→ **Instruction**: In the listing, locate the line containing "Decode this image", then quote it and all following lines exactly. Omit pictures.

[BEGIN Supplied entries]

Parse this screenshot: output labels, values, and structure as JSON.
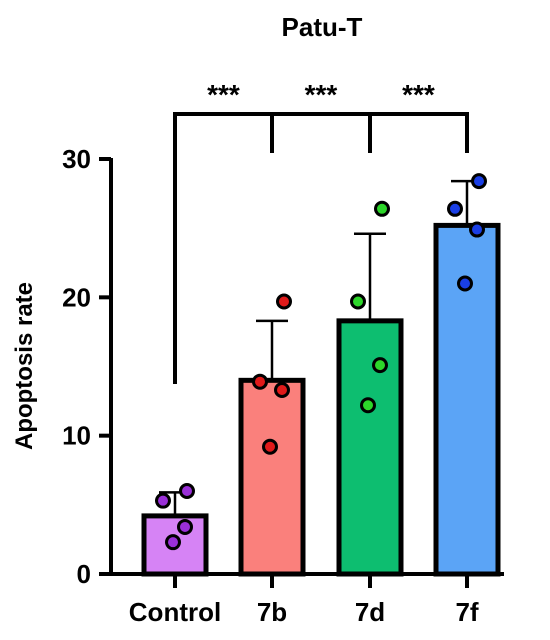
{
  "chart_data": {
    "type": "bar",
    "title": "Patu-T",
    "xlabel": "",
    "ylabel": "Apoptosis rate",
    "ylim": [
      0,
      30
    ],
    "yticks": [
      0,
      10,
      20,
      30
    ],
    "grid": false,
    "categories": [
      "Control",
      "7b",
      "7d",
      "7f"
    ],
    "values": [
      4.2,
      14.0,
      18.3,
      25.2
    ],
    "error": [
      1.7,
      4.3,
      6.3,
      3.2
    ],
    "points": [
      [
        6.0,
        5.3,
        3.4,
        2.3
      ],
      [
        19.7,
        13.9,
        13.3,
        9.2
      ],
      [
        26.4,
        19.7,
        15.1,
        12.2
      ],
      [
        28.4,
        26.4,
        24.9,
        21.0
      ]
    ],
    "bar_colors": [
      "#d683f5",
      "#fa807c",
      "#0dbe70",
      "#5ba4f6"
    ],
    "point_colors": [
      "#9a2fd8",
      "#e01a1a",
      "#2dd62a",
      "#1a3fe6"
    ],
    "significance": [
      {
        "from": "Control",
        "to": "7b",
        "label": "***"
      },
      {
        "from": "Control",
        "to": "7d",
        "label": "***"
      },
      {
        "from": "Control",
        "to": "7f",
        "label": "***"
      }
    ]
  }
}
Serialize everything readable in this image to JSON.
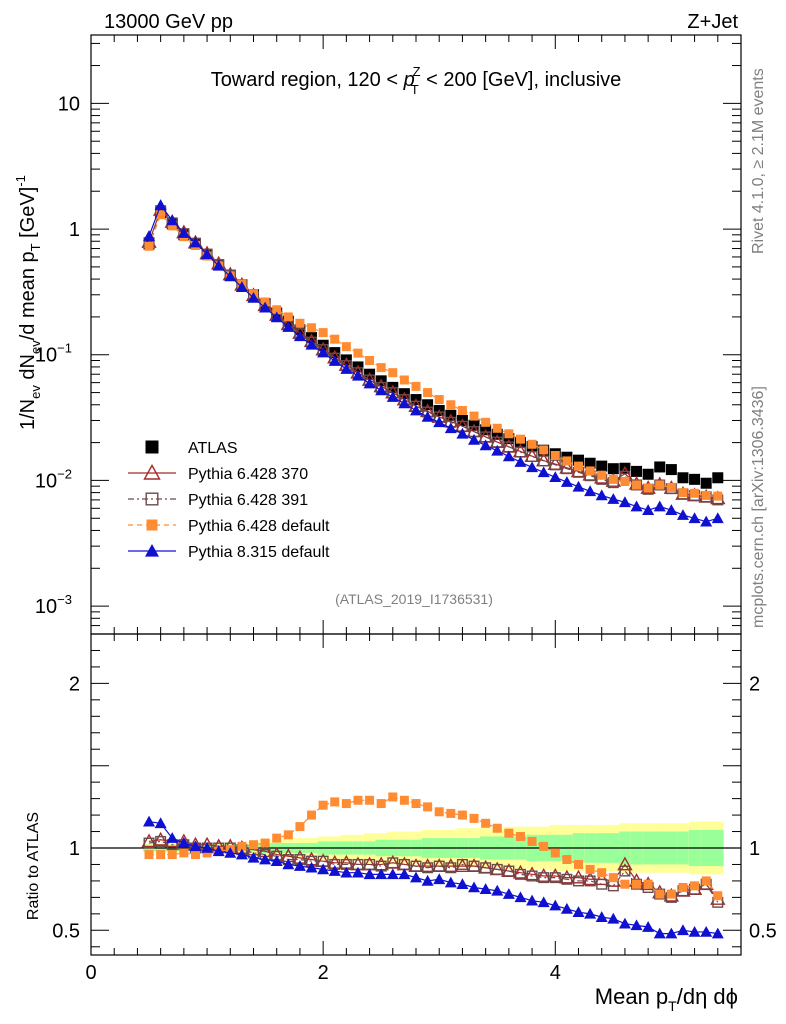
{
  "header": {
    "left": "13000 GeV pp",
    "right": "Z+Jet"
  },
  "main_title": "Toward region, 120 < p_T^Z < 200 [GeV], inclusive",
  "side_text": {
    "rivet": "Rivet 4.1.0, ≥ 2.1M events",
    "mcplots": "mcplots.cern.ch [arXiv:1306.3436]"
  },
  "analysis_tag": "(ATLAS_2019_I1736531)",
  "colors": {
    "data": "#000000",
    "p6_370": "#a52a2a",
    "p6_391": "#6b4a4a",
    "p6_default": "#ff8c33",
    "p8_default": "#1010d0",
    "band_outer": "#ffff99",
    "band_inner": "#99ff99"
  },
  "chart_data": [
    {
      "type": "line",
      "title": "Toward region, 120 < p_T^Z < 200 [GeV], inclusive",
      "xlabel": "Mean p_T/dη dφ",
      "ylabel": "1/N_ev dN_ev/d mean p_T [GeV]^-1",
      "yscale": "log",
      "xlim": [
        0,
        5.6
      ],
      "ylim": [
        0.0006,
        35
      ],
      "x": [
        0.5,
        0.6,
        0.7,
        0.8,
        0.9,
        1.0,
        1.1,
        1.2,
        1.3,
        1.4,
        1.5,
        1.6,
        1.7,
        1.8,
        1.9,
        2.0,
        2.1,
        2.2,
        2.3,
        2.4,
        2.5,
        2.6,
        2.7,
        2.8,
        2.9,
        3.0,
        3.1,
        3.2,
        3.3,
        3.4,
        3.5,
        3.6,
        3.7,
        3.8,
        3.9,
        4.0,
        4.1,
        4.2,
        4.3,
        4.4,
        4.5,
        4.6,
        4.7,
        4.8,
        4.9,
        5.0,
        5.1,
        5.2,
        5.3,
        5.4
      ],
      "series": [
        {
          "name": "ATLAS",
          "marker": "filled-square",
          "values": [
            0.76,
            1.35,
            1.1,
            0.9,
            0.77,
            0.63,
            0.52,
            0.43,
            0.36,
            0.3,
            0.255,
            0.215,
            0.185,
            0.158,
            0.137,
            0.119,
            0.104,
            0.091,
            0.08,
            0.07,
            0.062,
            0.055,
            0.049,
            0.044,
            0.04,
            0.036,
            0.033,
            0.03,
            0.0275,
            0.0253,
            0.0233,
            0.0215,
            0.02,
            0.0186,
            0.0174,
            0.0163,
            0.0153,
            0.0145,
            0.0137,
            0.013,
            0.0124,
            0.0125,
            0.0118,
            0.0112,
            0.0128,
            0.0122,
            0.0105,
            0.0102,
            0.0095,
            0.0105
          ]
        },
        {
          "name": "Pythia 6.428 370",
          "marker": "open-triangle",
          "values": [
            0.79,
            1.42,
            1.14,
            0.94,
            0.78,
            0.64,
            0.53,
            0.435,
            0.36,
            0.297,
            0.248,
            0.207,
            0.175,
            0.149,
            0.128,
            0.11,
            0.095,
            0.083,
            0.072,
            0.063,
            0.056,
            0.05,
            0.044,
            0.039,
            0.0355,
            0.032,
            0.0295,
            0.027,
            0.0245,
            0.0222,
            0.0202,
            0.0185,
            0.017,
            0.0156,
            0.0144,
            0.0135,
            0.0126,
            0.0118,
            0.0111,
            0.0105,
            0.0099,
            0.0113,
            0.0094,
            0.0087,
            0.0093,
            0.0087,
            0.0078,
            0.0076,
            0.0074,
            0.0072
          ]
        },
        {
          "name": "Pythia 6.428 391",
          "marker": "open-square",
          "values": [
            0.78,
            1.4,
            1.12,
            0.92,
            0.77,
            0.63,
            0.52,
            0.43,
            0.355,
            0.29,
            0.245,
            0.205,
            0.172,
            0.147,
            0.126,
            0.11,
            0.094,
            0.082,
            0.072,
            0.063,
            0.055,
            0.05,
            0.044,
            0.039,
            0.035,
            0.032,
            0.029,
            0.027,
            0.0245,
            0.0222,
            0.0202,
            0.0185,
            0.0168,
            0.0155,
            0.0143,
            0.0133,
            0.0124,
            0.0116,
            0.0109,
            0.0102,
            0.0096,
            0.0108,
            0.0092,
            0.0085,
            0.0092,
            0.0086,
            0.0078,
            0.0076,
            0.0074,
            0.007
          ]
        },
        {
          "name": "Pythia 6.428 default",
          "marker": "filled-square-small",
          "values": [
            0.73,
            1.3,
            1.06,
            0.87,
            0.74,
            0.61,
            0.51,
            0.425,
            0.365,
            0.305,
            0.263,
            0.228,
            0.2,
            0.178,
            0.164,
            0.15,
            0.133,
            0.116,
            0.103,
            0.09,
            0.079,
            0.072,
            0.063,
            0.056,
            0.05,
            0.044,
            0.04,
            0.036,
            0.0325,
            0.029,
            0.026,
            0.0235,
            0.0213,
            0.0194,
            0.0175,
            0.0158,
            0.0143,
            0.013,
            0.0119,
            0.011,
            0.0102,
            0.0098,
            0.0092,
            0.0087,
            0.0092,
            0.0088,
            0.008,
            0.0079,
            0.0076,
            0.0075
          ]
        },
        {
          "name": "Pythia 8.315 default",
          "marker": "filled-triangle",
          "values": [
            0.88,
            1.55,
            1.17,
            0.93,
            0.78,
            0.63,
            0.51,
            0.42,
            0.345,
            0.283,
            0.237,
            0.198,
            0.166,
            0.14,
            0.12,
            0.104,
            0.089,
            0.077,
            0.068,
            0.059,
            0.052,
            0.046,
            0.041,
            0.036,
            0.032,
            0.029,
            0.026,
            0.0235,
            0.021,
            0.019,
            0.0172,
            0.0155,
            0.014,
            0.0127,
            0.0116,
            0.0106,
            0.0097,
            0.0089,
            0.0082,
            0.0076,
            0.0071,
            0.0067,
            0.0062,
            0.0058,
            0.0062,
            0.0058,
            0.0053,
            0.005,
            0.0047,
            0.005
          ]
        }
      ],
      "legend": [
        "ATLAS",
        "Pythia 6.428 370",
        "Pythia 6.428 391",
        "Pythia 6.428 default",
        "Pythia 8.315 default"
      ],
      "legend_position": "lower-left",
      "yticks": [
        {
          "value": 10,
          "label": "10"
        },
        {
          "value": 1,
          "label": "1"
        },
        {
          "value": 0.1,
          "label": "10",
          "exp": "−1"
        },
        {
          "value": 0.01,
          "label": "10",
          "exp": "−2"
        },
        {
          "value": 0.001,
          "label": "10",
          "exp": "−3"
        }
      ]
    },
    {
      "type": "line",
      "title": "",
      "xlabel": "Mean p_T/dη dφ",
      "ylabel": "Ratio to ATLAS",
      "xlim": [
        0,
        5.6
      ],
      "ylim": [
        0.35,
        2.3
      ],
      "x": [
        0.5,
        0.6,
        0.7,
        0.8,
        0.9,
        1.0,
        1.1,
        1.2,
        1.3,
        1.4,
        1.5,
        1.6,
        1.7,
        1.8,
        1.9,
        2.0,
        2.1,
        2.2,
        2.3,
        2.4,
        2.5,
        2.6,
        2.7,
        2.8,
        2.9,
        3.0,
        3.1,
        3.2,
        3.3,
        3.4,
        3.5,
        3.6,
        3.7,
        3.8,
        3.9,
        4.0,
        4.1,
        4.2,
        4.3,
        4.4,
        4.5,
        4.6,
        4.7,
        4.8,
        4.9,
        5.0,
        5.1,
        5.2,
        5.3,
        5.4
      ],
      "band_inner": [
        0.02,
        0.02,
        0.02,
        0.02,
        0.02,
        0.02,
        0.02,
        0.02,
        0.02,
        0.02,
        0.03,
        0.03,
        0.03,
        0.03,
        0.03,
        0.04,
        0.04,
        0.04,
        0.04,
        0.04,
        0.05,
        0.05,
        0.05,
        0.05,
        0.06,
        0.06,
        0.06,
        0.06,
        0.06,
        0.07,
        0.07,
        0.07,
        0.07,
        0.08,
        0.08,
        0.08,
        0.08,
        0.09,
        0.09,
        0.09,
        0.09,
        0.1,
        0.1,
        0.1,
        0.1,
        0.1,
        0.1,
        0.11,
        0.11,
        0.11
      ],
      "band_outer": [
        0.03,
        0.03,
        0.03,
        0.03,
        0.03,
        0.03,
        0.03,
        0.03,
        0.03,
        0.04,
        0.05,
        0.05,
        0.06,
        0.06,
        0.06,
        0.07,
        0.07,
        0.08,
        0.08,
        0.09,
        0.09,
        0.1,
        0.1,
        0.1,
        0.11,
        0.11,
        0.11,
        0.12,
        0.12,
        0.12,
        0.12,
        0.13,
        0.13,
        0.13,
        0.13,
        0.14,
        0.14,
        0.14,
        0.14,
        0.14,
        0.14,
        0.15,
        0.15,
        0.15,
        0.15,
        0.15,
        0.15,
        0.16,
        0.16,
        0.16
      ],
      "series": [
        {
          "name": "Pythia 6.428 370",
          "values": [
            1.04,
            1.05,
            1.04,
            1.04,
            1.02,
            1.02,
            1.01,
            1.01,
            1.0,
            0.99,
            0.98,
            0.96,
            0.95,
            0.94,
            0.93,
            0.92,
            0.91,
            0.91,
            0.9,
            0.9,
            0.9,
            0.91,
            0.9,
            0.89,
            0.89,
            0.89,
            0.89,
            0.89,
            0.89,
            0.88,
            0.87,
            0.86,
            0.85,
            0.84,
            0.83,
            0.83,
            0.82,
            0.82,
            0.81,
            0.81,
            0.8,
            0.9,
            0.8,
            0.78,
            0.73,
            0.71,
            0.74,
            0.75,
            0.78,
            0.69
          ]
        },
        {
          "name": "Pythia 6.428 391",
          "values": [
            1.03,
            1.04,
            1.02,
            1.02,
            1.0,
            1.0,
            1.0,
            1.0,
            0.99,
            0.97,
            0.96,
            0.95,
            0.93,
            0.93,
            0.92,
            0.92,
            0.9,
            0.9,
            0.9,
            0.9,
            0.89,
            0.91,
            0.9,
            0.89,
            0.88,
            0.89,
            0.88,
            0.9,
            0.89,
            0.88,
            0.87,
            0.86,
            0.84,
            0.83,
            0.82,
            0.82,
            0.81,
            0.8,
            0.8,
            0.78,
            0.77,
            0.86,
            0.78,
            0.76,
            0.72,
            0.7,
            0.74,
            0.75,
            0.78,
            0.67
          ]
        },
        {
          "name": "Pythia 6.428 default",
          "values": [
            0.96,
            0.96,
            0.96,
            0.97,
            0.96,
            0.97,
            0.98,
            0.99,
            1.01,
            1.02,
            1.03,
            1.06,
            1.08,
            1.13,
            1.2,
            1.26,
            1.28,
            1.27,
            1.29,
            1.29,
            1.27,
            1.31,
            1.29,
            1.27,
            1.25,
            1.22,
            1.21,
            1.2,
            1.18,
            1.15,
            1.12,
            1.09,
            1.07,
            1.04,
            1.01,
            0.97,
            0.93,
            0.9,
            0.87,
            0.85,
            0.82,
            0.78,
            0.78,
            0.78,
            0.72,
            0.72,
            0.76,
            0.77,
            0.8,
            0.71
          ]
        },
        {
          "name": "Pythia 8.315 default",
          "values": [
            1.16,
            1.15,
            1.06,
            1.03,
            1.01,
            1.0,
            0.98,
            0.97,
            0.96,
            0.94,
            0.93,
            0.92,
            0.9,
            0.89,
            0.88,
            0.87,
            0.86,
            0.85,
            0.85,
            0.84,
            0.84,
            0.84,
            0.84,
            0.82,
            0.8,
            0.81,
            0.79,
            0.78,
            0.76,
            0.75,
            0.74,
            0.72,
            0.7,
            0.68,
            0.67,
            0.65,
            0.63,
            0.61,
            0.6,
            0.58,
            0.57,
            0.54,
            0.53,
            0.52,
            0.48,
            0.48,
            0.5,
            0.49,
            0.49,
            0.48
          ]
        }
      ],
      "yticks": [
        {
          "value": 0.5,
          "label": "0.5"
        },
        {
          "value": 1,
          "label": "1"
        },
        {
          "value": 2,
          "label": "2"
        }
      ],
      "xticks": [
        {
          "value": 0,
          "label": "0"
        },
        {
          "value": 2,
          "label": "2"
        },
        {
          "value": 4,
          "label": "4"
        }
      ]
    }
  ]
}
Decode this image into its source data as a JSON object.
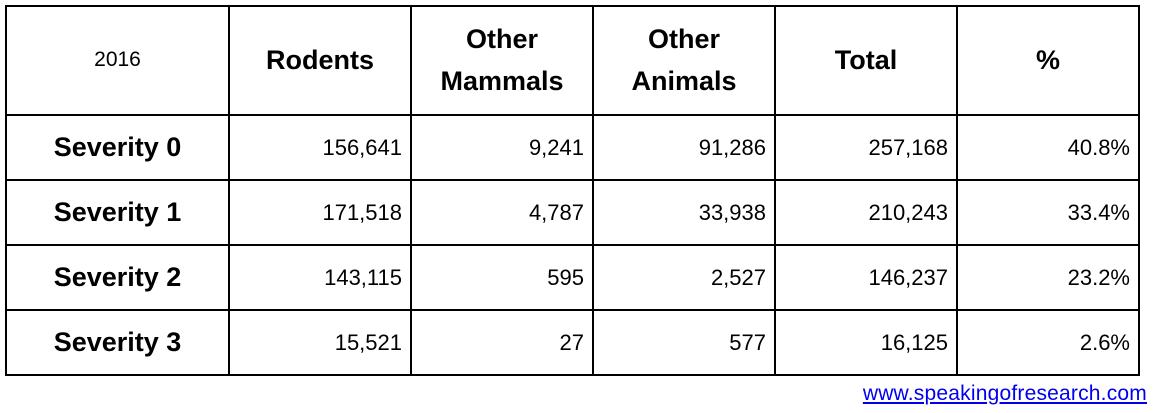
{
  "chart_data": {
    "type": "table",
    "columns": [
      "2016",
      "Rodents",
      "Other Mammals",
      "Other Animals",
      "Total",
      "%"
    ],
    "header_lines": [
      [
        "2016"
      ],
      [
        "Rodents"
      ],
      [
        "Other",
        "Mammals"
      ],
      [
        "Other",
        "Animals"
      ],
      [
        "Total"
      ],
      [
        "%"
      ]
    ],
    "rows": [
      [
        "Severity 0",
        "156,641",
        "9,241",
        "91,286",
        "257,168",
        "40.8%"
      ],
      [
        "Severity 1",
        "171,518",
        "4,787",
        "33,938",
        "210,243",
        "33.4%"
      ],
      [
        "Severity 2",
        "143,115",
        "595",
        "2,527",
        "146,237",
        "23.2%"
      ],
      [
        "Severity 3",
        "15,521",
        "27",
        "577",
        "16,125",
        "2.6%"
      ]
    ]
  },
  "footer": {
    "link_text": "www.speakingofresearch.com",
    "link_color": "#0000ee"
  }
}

[END Supplied entries]

→ **Response below**:
Decode this image into its source data as a JSON object.
{
  "chart_data": {
    "type": "table",
    "columns": [
      "2016",
      "Rodents",
      "Other Mammals",
      "Other Animals",
      "Total",
      "%"
    ],
    "header_lines": [
      [
        "2016"
      ],
      [
        "Rodents"
      ],
      [
        "Other",
        "Mammals"
      ],
      [
        "Other",
        "Animals"
      ],
      [
        "Total"
      ],
      [
        "%"
      ]
    ],
    "rows": [
      [
        "Severity 0",
        "156,641",
        "9,241",
        "91,286",
        "257,168",
        "40.8%"
      ],
      [
        "Severity 1",
        "171,518",
        "4,787",
        "33,938",
        "210,243",
        "33.4%"
      ],
      [
        "Severity 2",
        "143,115",
        "595",
        "2,527",
        "146,237",
        "23.2%"
      ],
      [
        "Severity 3",
        "15,521",
        "27",
        "577",
        "16,125",
        "2.6%"
      ]
    ]
  },
  "footer": {
    "link_text": "www.speakingofresearch.com",
    "link_color": "#0000ee"
  }
}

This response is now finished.